→ Exercise directions: From the entries that follow, list every line in which the string "Totals" appears.
==== Supplied records ====
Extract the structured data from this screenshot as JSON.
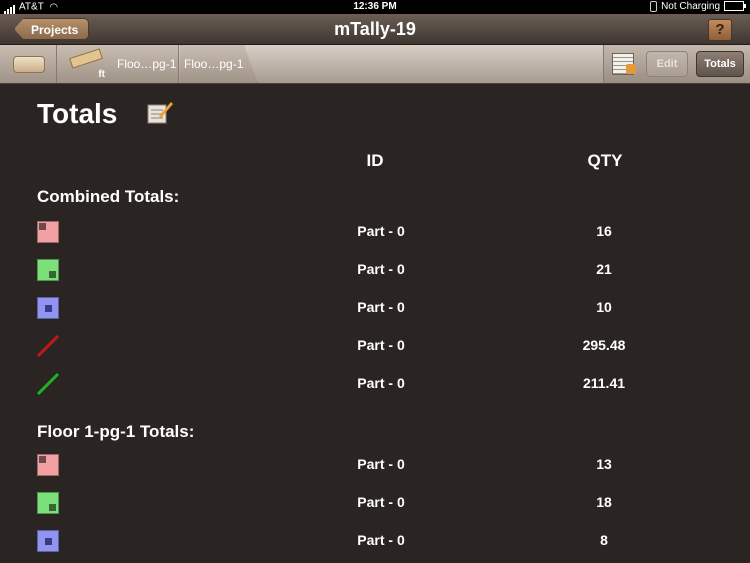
{
  "status_bar": {
    "carrier": "AT&T",
    "time": "12:36 PM",
    "battery": "Not Charging"
  },
  "nav": {
    "back_label": "Projects",
    "title": "mTally-19",
    "help_label": "?"
  },
  "toolbar": {
    "ruler_unit": "ft",
    "page_tabs": [
      "Floo…pg-1",
      "Floo…pg-1"
    ],
    "edit_label": "Edit",
    "totals_label": "Totals"
  },
  "page": {
    "title": "Totals"
  },
  "table": {
    "header_id": "ID",
    "header_qty": "QTY"
  },
  "sections": [
    {
      "title": "Combined Totals:",
      "rows": [
        {
          "icon": "red-square-icon",
          "id": "Part - 0",
          "qty": "16"
        },
        {
          "icon": "green-square-icon",
          "id": "Part - 0",
          "qty": "21"
        },
        {
          "icon": "blue-square-icon",
          "id": "Part - 0",
          "qty": "10"
        },
        {
          "icon": "red-line-icon",
          "id": "Part - 0",
          "qty": "295.48"
        },
        {
          "icon": "green-line-icon",
          "id": "Part - 0",
          "qty": "211.41"
        }
      ]
    },
    {
      "title": "Floor 1-pg-1 Totals:",
      "rows": [
        {
          "icon": "red-square-icon",
          "id": "Part - 0",
          "qty": "13"
        },
        {
          "icon": "green-square-icon",
          "id": "Part - 0",
          "qty": "18"
        },
        {
          "icon": "blue-square-icon",
          "id": "Part - 0",
          "qty": "8"
        }
      ]
    }
  ],
  "colors": {
    "red": "#f3a0a4",
    "green": "#7be07a",
    "blue": "#8f95f0",
    "line_red": "#c0171a",
    "line_green": "#22b022"
  }
}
====
→ Response for this exercise:
    "totals_label": "Totals"
    "title": "Totals"
      "title": "Combined Totals:",
      "title": "Floor 1-pg-1 Totals:",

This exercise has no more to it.